* [TASK DETAILS]:
Produce a verbatim copy of the entries listed below.

* [MATERIALS PROVIDED]:
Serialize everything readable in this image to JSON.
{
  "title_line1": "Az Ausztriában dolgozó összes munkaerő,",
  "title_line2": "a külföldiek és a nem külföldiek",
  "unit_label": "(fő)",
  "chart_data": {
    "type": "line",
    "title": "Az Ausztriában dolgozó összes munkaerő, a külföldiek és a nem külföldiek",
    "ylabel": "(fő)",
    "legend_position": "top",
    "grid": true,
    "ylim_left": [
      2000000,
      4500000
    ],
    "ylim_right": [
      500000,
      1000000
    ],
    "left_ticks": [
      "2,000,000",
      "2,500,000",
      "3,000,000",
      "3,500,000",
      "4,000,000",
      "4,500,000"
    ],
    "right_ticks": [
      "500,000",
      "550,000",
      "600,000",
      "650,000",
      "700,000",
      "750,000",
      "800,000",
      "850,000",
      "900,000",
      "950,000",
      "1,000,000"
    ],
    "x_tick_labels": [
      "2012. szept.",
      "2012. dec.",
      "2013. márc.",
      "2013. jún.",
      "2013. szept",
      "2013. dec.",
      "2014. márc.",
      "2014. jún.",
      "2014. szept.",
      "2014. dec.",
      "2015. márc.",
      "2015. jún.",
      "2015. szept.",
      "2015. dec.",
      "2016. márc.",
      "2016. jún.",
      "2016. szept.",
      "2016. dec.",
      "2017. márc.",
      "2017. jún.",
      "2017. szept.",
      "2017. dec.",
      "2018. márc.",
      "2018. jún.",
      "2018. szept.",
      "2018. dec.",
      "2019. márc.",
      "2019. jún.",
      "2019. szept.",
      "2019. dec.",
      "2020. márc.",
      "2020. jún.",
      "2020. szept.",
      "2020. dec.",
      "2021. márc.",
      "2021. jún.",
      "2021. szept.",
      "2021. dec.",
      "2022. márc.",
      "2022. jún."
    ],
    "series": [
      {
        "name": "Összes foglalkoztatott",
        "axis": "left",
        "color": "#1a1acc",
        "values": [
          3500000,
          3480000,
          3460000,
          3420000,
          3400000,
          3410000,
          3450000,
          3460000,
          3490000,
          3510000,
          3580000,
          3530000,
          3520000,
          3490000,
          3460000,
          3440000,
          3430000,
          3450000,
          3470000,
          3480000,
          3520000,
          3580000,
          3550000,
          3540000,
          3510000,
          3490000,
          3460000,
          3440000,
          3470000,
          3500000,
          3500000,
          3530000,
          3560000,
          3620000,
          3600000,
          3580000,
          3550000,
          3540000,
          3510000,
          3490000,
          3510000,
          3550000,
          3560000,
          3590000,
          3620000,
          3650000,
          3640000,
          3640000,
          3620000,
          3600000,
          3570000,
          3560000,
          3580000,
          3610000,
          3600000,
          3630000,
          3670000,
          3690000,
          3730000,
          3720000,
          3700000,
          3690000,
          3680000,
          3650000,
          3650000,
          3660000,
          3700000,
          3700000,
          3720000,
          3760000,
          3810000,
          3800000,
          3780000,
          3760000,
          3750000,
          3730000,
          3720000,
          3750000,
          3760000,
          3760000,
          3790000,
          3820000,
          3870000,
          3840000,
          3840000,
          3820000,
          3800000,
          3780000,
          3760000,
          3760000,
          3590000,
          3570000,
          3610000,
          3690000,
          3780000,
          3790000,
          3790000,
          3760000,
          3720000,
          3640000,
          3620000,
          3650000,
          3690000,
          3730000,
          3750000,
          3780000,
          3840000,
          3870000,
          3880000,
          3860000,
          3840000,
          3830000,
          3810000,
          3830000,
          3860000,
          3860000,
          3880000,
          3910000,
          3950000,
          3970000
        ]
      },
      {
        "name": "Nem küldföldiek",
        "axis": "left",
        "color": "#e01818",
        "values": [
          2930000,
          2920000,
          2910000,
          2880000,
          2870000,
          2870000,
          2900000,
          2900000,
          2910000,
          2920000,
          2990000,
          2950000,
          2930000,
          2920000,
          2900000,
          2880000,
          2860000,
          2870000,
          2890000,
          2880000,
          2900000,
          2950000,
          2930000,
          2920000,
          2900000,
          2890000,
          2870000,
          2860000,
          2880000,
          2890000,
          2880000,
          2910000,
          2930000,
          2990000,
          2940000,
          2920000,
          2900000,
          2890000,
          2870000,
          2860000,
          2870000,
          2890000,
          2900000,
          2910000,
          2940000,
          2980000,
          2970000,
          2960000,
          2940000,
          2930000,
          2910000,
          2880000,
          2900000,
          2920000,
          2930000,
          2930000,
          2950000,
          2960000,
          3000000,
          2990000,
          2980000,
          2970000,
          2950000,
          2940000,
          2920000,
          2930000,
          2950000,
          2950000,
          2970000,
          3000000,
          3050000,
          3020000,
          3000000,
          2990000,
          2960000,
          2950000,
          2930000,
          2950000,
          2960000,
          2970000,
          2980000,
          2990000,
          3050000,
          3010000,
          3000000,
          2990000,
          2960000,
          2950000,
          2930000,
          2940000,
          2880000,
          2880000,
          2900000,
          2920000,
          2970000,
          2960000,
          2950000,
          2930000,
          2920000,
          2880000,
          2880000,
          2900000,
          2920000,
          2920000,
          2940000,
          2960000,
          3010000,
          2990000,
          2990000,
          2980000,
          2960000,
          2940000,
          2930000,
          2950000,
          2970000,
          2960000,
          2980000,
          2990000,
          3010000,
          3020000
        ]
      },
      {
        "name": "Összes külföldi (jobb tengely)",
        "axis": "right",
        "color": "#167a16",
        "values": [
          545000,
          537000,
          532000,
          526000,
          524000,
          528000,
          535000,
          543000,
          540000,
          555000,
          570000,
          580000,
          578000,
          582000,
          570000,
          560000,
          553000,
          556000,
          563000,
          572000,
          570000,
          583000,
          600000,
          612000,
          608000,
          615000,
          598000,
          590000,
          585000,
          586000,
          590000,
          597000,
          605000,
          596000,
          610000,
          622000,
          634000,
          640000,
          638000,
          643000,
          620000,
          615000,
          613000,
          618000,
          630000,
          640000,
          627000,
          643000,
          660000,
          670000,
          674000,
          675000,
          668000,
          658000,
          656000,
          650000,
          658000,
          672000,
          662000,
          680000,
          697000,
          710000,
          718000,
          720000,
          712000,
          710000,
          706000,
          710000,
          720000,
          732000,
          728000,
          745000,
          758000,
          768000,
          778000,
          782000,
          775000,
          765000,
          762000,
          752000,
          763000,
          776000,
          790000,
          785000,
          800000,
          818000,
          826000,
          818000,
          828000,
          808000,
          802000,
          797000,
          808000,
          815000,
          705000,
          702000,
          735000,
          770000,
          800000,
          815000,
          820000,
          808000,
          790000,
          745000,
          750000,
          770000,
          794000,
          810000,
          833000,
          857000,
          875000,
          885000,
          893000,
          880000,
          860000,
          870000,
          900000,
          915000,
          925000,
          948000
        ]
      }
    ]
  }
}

* [FINISHED ANSWER]:
Serialize everything readable in this image to JSON.
{
  "title_line1": "Az Ausztriában dolgozó összes munkaerő,",
  "title_line2": "a külföldiek és a nem külföldiek",
  "unit_label": "(fő)",
  "chart_data": {
    "type": "line",
    "title": "Az Ausztriában dolgozó összes munkaerő, a külföldiek és a nem külföldiek",
    "ylabel": "(fő)",
    "legend_position": "top",
    "grid": true,
    "ylim_left": [
      2000000,
      4500000
    ],
    "ylim_right": [
      500000,
      1000000
    ],
    "left_ticks": [
      "2,000,000",
      "2,500,000",
      "3,000,000",
      "3,500,000",
      "4,000,000",
      "4,500,000"
    ],
    "right_ticks": [
      "500,000",
      "550,000",
      "600,000",
      "650,000",
      "700,000",
      "750,000",
      "800,000",
      "850,000",
      "900,000",
      "950,000",
      "1,000,000"
    ],
    "x_tick_labels": [
      "2012. szept.",
      "2012. dec.",
      "2013. márc.",
      "2013. jún.",
      "2013. szept",
      "2013. dec.",
      "2014. márc.",
      "2014. jún.",
      "2014. szept.",
      "2014. dec.",
      "2015. márc.",
      "2015. jún.",
      "2015. szept.",
      "2015. dec.",
      "2016. márc.",
      "2016. jún.",
      "2016. szept.",
      "2016. dec.",
      "2017. márc.",
      "2017. jún.",
      "2017. szept.",
      "2017. dec.",
      "2018. márc.",
      "2018. jún.",
      "2018. szept.",
      "2018. dec.",
      "2019. márc.",
      "2019. jún.",
      "2019. szept.",
      "2019. dec.",
      "2020. márc.",
      "2020. jún.",
      "2020. szept.",
      "2020. dec.",
      "2021. márc.",
      "2021. jún.",
      "2021. szept.",
      "2021. dec.",
      "2022. márc.",
      "2022. jún."
    ],
    "series": [
      {
        "name": "Összes foglalkoztatott",
        "axis": "left",
        "color": "#1a1acc",
        "values": [
          3500000,
          3480000,
          3460000,
          3420000,
          3400000,
          3410000,
          3450000,
          3460000,
          3490000,
          3510000,
          3580000,
          3530000,
          3520000,
          3490000,
          3460000,
          3440000,
          3430000,
          3450000,
          3470000,
          3480000,
          3520000,
          3580000,
          3550000,
          3540000,
          3510000,
          3490000,
          3460000,
          3440000,
          3470000,
          3500000,
          3500000,
          3530000,
          3560000,
          3620000,
          3600000,
          3580000,
          3550000,
          3540000,
          3510000,
          3490000,
          3510000,
          3550000,
          3560000,
          3590000,
          3620000,
          3650000,
          3640000,
          3640000,
          3620000,
          3600000,
          3570000,
          3560000,
          3580000,
          3610000,
          3600000,
          3630000,
          3670000,
          3690000,
          3730000,
          3720000,
          3700000,
          3690000,
          3680000,
          3650000,
          3650000,
          3660000,
          3700000,
          3700000,
          3720000,
          3760000,
          3810000,
          3800000,
          3780000,
          3760000,
          3750000,
          3730000,
          3720000,
          3750000,
          3760000,
          3760000,
          3790000,
          3820000,
          3870000,
          3840000,
          3840000,
          3820000,
          3800000,
          3780000,
          3760000,
          3760000,
          3590000,
          3570000,
          3610000,
          3690000,
          3780000,
          3790000,
          3790000,
          3760000,
          3720000,
          3640000,
          3620000,
          3650000,
          3690000,
          3730000,
          3750000,
          3780000,
          3840000,
          3870000,
          3880000,
          3860000,
          3840000,
          3830000,
          3810000,
          3830000,
          3860000,
          3860000,
          3880000,
          3910000,
          3950000,
          3970000
        ]
      },
      {
        "name": "Nem küldföldiek",
        "axis": "left",
        "color": "#e01818",
        "values": [
          2930000,
          2920000,
          2910000,
          2880000,
          2870000,
          2870000,
          2900000,
          2900000,
          2910000,
          2920000,
          2990000,
          2950000,
          2930000,
          2920000,
          2900000,
          2880000,
          2860000,
          2870000,
          2890000,
          2880000,
          2900000,
          2950000,
          2930000,
          2920000,
          2900000,
          2890000,
          2870000,
          2860000,
          2880000,
          2890000,
          2880000,
          2910000,
          2930000,
          2990000,
          2940000,
          2920000,
          2900000,
          2890000,
          2870000,
          2860000,
          2870000,
          2890000,
          2900000,
          2910000,
          2940000,
          2980000,
          2970000,
          2960000,
          2940000,
          2930000,
          2910000,
          2880000,
          2900000,
          2920000,
          2930000,
          2930000,
          2950000,
          2960000,
          3000000,
          2990000,
          2980000,
          2970000,
          2950000,
          2940000,
          2920000,
          2930000,
          2950000,
          2950000,
          2970000,
          3000000,
          3050000,
          3020000,
          3000000,
          2990000,
          2960000,
          2950000,
          2930000,
          2950000,
          2960000,
          2970000,
          2980000,
          2990000,
          3050000,
          3010000,
          3000000,
          2990000,
          2960000,
          2950000,
          2930000,
          2940000,
          2880000,
          2880000,
          2900000,
          2920000,
          2970000,
          2960000,
          2950000,
          2930000,
          2920000,
          2880000,
          2880000,
          2900000,
          2920000,
          2920000,
          2940000,
          2960000,
          3010000,
          2990000,
          2990000,
          2980000,
          2960000,
          2940000,
          2930000,
          2950000,
          2970000,
          2960000,
          2980000,
          2990000,
          3010000,
          3020000
        ]
      },
      {
        "name": "Összes külföldi (jobb tengely)",
        "axis": "right",
        "color": "#167a16",
        "values": [
          545000,
          537000,
          532000,
          526000,
          524000,
          528000,
          535000,
          543000,
          540000,
          555000,
          570000,
          580000,
          578000,
          582000,
          570000,
          560000,
          553000,
          556000,
          563000,
          572000,
          570000,
          583000,
          600000,
          612000,
          608000,
          615000,
          598000,
          590000,
          585000,
          586000,
          590000,
          597000,
          605000,
          596000,
          610000,
          622000,
          634000,
          640000,
          638000,
          643000,
          620000,
          615000,
          613000,
          618000,
          630000,
          640000,
          627000,
          643000,
          660000,
          670000,
          674000,
          675000,
          668000,
          658000,
          656000,
          650000,
          658000,
          672000,
          662000,
          680000,
          697000,
          710000,
          718000,
          720000,
          712000,
          710000,
          706000,
          710000,
          720000,
          732000,
          728000,
          745000,
          758000,
          768000,
          778000,
          782000,
          775000,
          765000,
          762000,
          752000,
          763000,
          776000,
          790000,
          785000,
          800000,
          818000,
          826000,
          818000,
          828000,
          808000,
          802000,
          797000,
          808000,
          815000,
          705000,
          702000,
          735000,
          770000,
          800000,
          815000,
          820000,
          808000,
          790000,
          745000,
          750000,
          770000,
          794000,
          810000,
          833000,
          857000,
          875000,
          885000,
          893000,
          880000,
          860000,
          870000,
          900000,
          915000,
          925000,
          948000
        ]
      }
    ]
  }
}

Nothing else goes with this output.